Recorded data.
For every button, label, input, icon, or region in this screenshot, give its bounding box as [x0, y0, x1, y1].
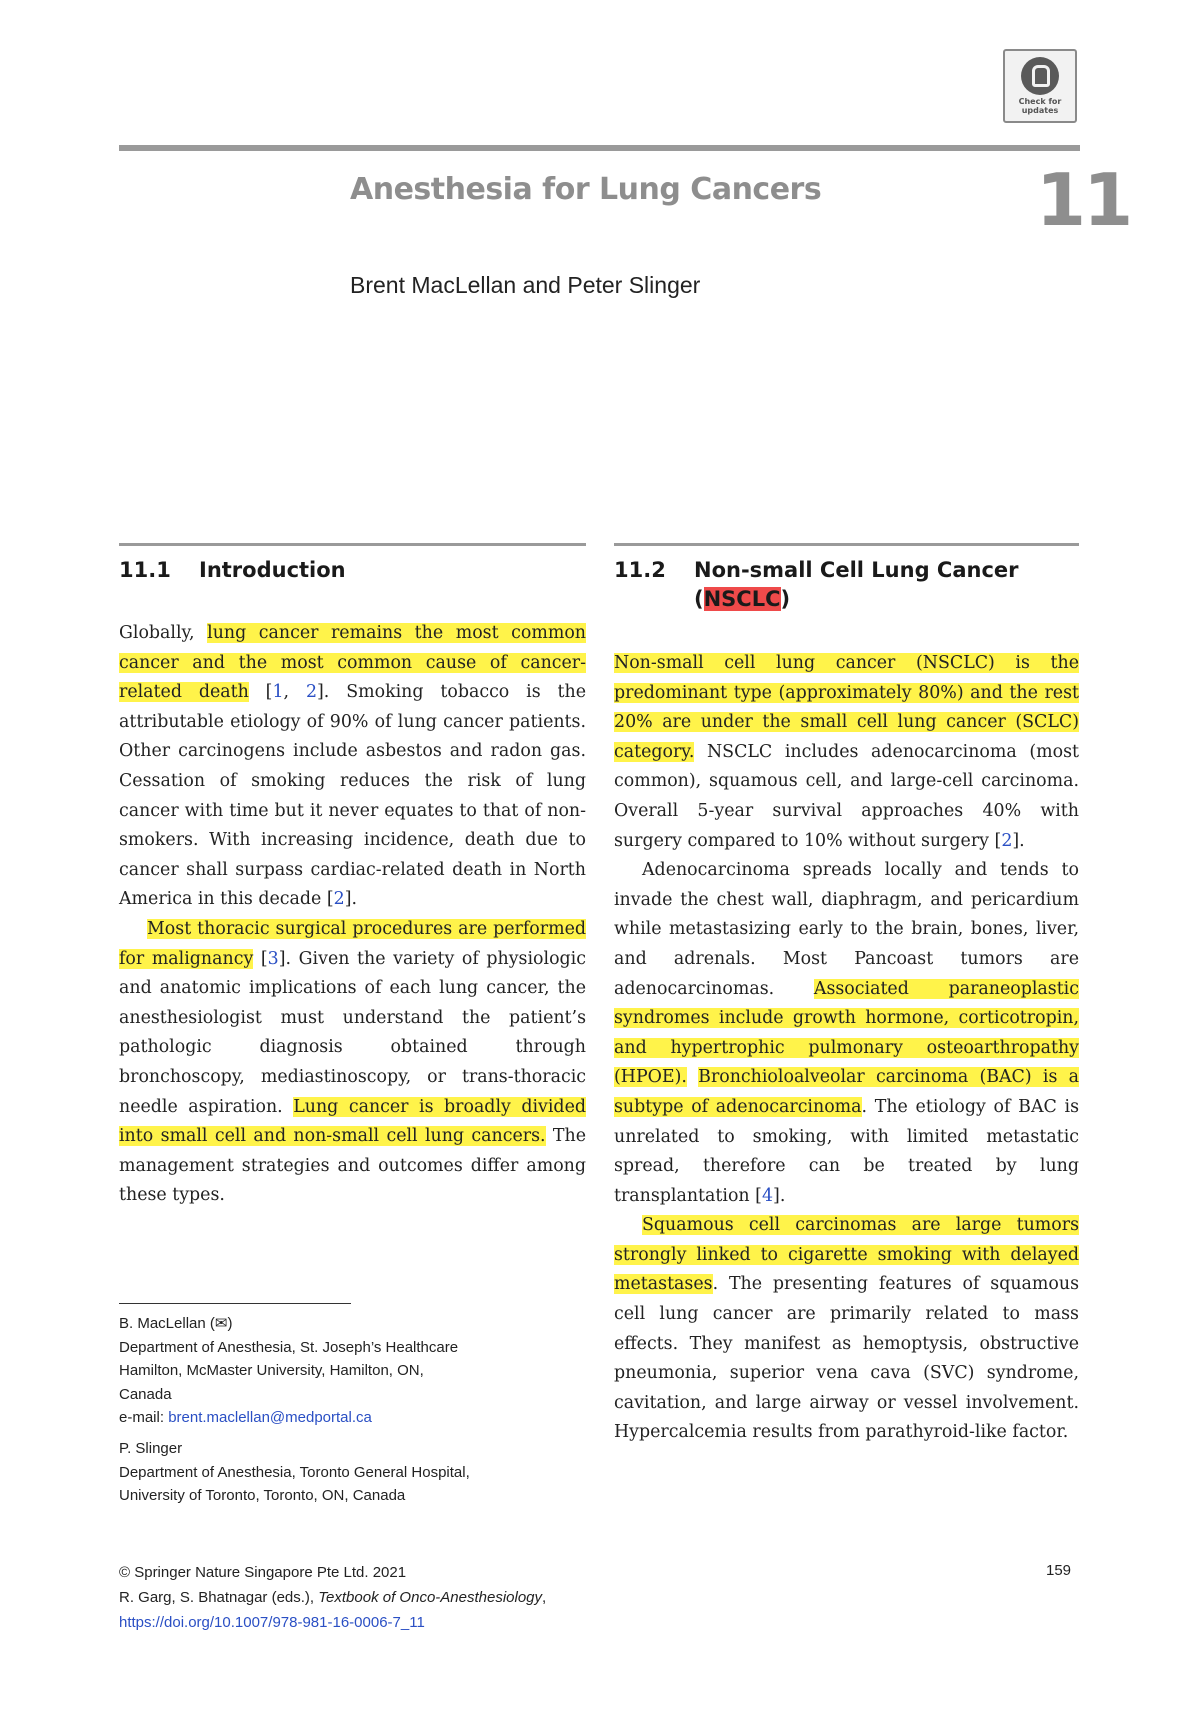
chapter-authors: Brent MacLellan and Peter Slinger: [350, 272, 701, 298]
paragraph: Most thoracic surgical procedures are performed for malignancy [3]. Given the variety of physiologic and anatomic implications of each lung cancer, the anesthesiologist must understand the patient’s pathologic diagnosis obtained through bronchoscopy, mediastinoscopy, or trans-thoracic needle aspiration. Lung cancer is broadly divided into small cell and non-small cell lung cancers. The management strategies and outcomes differ among these types.: [119, 918, 586, 1206]
envelope-icon: ✉: [214, 1315, 228, 1332]
copyright-line: © Springer Nature Singapore Pte Ltd. 2021: [119, 1564, 407, 1581]
doi-link[interactable]: https://doi.org/10.1007/978-981-16-0006-7_11: [119, 1614, 425, 1631]
paragraph: Adenocarcinoma spreads locally and tends to invade the chest wall, diaphragm, and pericardium while metastasizing early to the brain, bones, liver, and adrenals. Most Pancoast tumors are adenocarcinomas. Associated paraneoplastic syndromes include growth hormone, corticotropin, and hypertrophic pulmonary osteoarthropathy (HPOE). Bronchioloalveolar carcinoma (BAC) is a subtype of adenocarcinoma. The etiology of BAC is unrelated to smoking, with limited metastatic spread, therefore can be treated by lung transplantation [4].: [614, 860, 1080, 1206]
paragraph: Squamous cell carcinomas are large tumors strongly linked to cigarette smoking with delayed metastases. The presenting features of squamous cell lung cancer are primarily related to mass effects. They manifest as hemoptysis, obstructive pneumonia, superior vena cava (SVC) syndrome, cavitation, and large airway or vessel involvement. Hypercalcemia results from parathyroid-like factor.: [614, 1215, 1079, 1443]
section-title: Introduction: [199, 558, 346, 582]
section-rule-intro: [119, 543, 586, 546]
section-number: 11.1: [119, 558, 171, 582]
citation-link[interactable]: 4: [761, 1185, 774, 1206]
affiliation-line: Hamilton, McMaster University, Hamilton, ON,: [119, 1362, 424, 1380]
page-number: 159: [1046, 1562, 1072, 1579]
highlight-red: NSCLC: [703, 587, 781, 611]
affiliation-line: Canada: [119, 1385, 172, 1403]
chapter-number: 11: [1036, 158, 1131, 242]
section-heading-intro: [119, 556, 586, 585]
affiliation-name: B. MacLellan (✉): [119, 1315, 233, 1332]
citation-link[interactable]: 3: [267, 948, 279, 969]
highlight: Squamous cell carcinomas are large tumors strongly linked to cigarette smoking with delayed metastases: [614, 1215, 1079, 1295]
highlight: Lung cancer is broadly divided into small cell and non-small cell lung cancers.: [119, 1096, 586, 1147]
section-title: Non-small Cell Lung Cancer: [694, 558, 1019, 582]
highlight: Associated paraneoplastic syndromes include growth hormone, corticotropin, and hypertrophic pulmonary osteoarthropathy (HPOE).: [614, 978, 1079, 1088]
citation-link[interactable]: 1: [272, 682, 284, 703]
copyright-block: [119, 1560, 879, 1635]
intro-text-column: [119, 619, 586, 1211]
author-affiliations: [119, 1312, 586, 1508]
affiliation-line: Department of Anesthesia, Toronto General Hospital,: [119, 1463, 470, 1481]
affiliation-line: University of Toronto, Toronto, ON, Canada: [119, 1487, 406, 1505]
highlight: Bronchioloalveolar carcinoma (BAC) is a subtype of adenocarcinoma: [614, 1067, 1079, 1117]
highlight: lung cancer remains the most common cancer and the most common cause of cancer-related death: [119, 623, 586, 703]
citation-link[interactable]: 2: [1001, 830, 1013, 851]
header-rule: [119, 145, 1080, 151]
check-for-updates-badge[interactable]: [1003, 49, 1077, 123]
section-heading-nsclc: 11.2 Non-small Cell Lung Cancer (NSCLC): [614, 558, 1019, 611]
crossmark-icon: [1021, 57, 1059, 95]
email-line: e-mail: brent.maclellan@medportal.ca: [119, 1409, 372, 1427]
section-rule-nsclc: [614, 543, 1079, 546]
citation-link[interactable]: 2: [305, 682, 318, 703]
citation-line: R. Garg, S. Bhatnagar (eds.), Textbook of Onco-Anesthesiology,: [119, 1589, 547, 1606]
paragraph: Non-small cell lung cancer (NSCLC) is the predominant type (approximately 80%) and the rest 20% are under the small cell lung cancer (SCLC) category. NSCLC includes adenocarcinoma (most common), squamous cell, and large-cell carcinoma. Overall 5-year survival approaches 40% with surgery compared to 10% without surgery [2].: [614, 653, 1079, 851]
badge-label: Check for updates: [1018, 97, 1062, 115]
chapter-title: Anesthesia for Lung Cancers: [350, 172, 822, 207]
affiliation-name: P. Slinger: [119, 1439, 183, 1457]
footnote-rule: [119, 1303, 351, 1304]
highlight: Non-small cell lung cancer (NSCLC) is the predominant type (approximately 80%) and the rest 20% are under the small cell lung cancer (SCLC) category.: [614, 653, 1079, 762]
section-number: 11.2: [614, 558, 666, 582]
citation-link[interactable]: 2: [333, 889, 345, 910]
nsclc-text-column: [614, 649, 1079, 1448]
paragraph: Globally, lung cancer remains the most common cancer and the most common cause of cancer-related death [1, 2]. Smoking tobacco is the attributable etiology of 90% of lung cancer patients. Other carcinogens include asbestos and radon gas. Cessation of smoking reduces the risk of lung cancer with time but it never equates to that of non-smokers. With increasing incidence, death due to cancer shall surpass cardiac-related death in North America in this decade [2].: [119, 623, 586, 910]
affiliation-line: Department of Anesthesia, St. Joseph’s Healthcare: [119, 1338, 459, 1356]
highlight: Most thoracic surgical procedures are performed for malignancy: [119, 918, 586, 969]
email-link[interactable]: brent.maclellan@medportal.ca: [168, 1409, 372, 1427]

Problem to solve. The answer must be a word-for-word copy of all the entries, containing no pictures.

Result of the exercise.
For every button, label, input, icon, or region in this screenshot, give its bounding box as [x0, y0, x1, y1].
chapter-authors: Brent MacLellan and Peter Slinger: [350, 272, 701, 298]
paragraph: Most thoracic surgical procedures are performed for malignancy [3]. Given the variety of physiologic and anatomic implications of each lung cancer, the anesthesiologist must understand the patient’s pathologic diagnosis obtained through bronchoscopy, mediastinoscopy, or trans-thoracic needle aspiration. Lung cancer is broadly divided into small cell and non-small cell lung cancers. The management strategies and outcomes differ among these types.: [119, 918, 586, 1206]
envelope-icon: ✉: [214, 1315, 228, 1332]
copyright-line: © Springer Nature Singapore Pte Ltd. 2021: [119, 1564, 407, 1581]
doi-link[interactable]: https://doi.org/10.1007/978-981-16-0006-7_11: [119, 1614, 425, 1631]
paragraph: Adenocarcinoma spreads locally and tends to invade the chest wall, diaphragm, and pericardium while metastasizing early to the brain, bones, liver, and adrenals. Most Pancoast tumors are adenocarcinomas. Associated paraneoplastic syndromes include growth hormone, corticotropin, and hypertrophic pulmonary osteoarthropathy (HPOE). Bronchioloalveolar carcinoma (BAC) is a subtype of adenocarcinoma. The etiology of BAC is unrelated to smoking, with limited metastatic spread, therefore can be treated by lung transplantation [4].: [614, 860, 1080, 1206]
paragraph: Squamous cell carcinomas are large tumors strongly linked to cigarette smoking with delayed metastases. The presenting features of squamous cell lung cancer are primarily related to mass effects. They manifest as hemoptysis, obstructive pneumonia, superior vena cava (SVC) syndrome, cavitation, and large airway or vessel involvement. Hypercalcemia results from parathyroid-like factor.: [614, 1215, 1079, 1443]
section-title: Introduction: [199, 558, 346, 582]
section-rule-intro: [119, 543, 586, 546]
section-number: 11.1: [119, 558, 171, 582]
citation-link[interactable]: 4: [761, 1185, 774, 1206]
affiliation-line: Hamilton, McMaster University, Hamilton, ON,: [119, 1362, 424, 1380]
page-number: 159: [1046, 1562, 1072, 1579]
highlight-red: NSCLC: [703, 587, 781, 611]
affiliation-line: Canada: [119, 1385, 172, 1403]
chapter-number: 11: [1036, 158, 1131, 242]
section-heading-intro: [119, 556, 586, 585]
affiliation-name: B. MacLellan (✉): [119, 1315, 233, 1332]
citation-link[interactable]: 3: [267, 948, 279, 969]
highlight: Squamous cell carcinomas are large tumors strongly linked to cigarette smoking with delayed metastases: [614, 1215, 1079, 1295]
highlight: Lung cancer is broadly divided into small cell and non-small cell lung cancers.: [119, 1096, 586, 1147]
section-title: Non-small Cell Lung Cancer: [694, 558, 1019, 582]
highlight: Associated paraneoplastic syndromes include growth hormone, corticotropin, and hypertrophic pulmonary osteoarthropathy (HPOE).: [614, 978, 1079, 1088]
citation-link[interactable]: 1: [272, 682, 284, 703]
copyright-block: [119, 1560, 879, 1635]
intro-text-column: [119, 619, 586, 1211]
author-affiliations: [119, 1312, 586, 1508]
affiliation-line: Department of Anesthesia, Toronto General Hospital,: [119, 1463, 470, 1481]
affiliation-line: University of Toronto, Toronto, ON, Canada: [119, 1487, 406, 1505]
highlight: Bronchioloalveolar carcinoma (BAC) is a subtype of adenocarcinoma: [614, 1067, 1079, 1117]
highlight: lung cancer remains the most common cancer and the most common cause of cancer-related death: [119, 623, 586, 703]
citation-link[interactable]: 2: [1001, 830, 1013, 851]
header-rule: [119, 145, 1080, 151]
check-for-updates-badge[interactable]: [1003, 49, 1077, 123]
section-heading-nsclc: 11.2 Non-small Cell Lung Cancer (NSCLC): [614, 558, 1019, 611]
crossmark-icon: [1021, 57, 1059, 95]
email-line: e-mail: brent.maclellan@medportal.ca: [119, 1409, 372, 1427]
section-rule-nsclc: [614, 543, 1079, 546]
citation-link[interactable]: 2: [305, 682, 318, 703]
citation-line: R. Garg, S. Bhatnagar (eds.), Textbook of Onco-Anesthesiology,: [119, 1589, 547, 1606]
paragraph: Non-small cell lung cancer (NSCLC) is the predominant type (approximately 80%) and the rest 20% are under the small cell lung cancer (SCLC) category. NSCLC includes adenocarcinoma (most common), squamous cell, and large-cell carcinoma. Overall 5-year survival approaches 40% with surgery compared to 10% without surgery [2].: [614, 653, 1079, 851]
badge-label: Check for updates: [1018, 97, 1062, 115]
chapter-title: Anesthesia for Lung Cancers: [350, 172, 822, 207]
affiliation-name: P. Slinger: [119, 1439, 183, 1457]
footnote-rule: [119, 1303, 351, 1304]
highlight: Non-small cell lung cancer (NSCLC) is the predominant type (approximately 80%) and the rest 20% are under the small cell lung cancer (SCLC) category.: [614, 653, 1079, 762]
section-number: 11.2: [614, 558, 666, 582]
citation-link[interactable]: 2: [333, 889, 345, 910]
nsclc-text-column: [614, 649, 1079, 1448]
paragraph: Globally, lung cancer remains the most common cancer and the most common cause of cancer-related death [1, 2]. Smoking tobacco is the attributable etiology of 90% of lung cancer patients. Other carcinogens include asbestos and radon gas. Cessation of smoking reduces the risk of lung cancer with time but it never equates to that of non-smokers. With increasing incidence, death due to cancer shall surpass cardiac-related death in North America in this decade [2].: [119, 623, 586, 910]
affiliation-line: Department of Anesthesia, St. Joseph’s Healthcare: [119, 1338, 459, 1356]
highlight: Most thoracic surgical procedures are performed for malignancy: [119, 918, 586, 969]
email-link[interactable]: brent.maclellan@medportal.ca: [168, 1409, 372, 1427]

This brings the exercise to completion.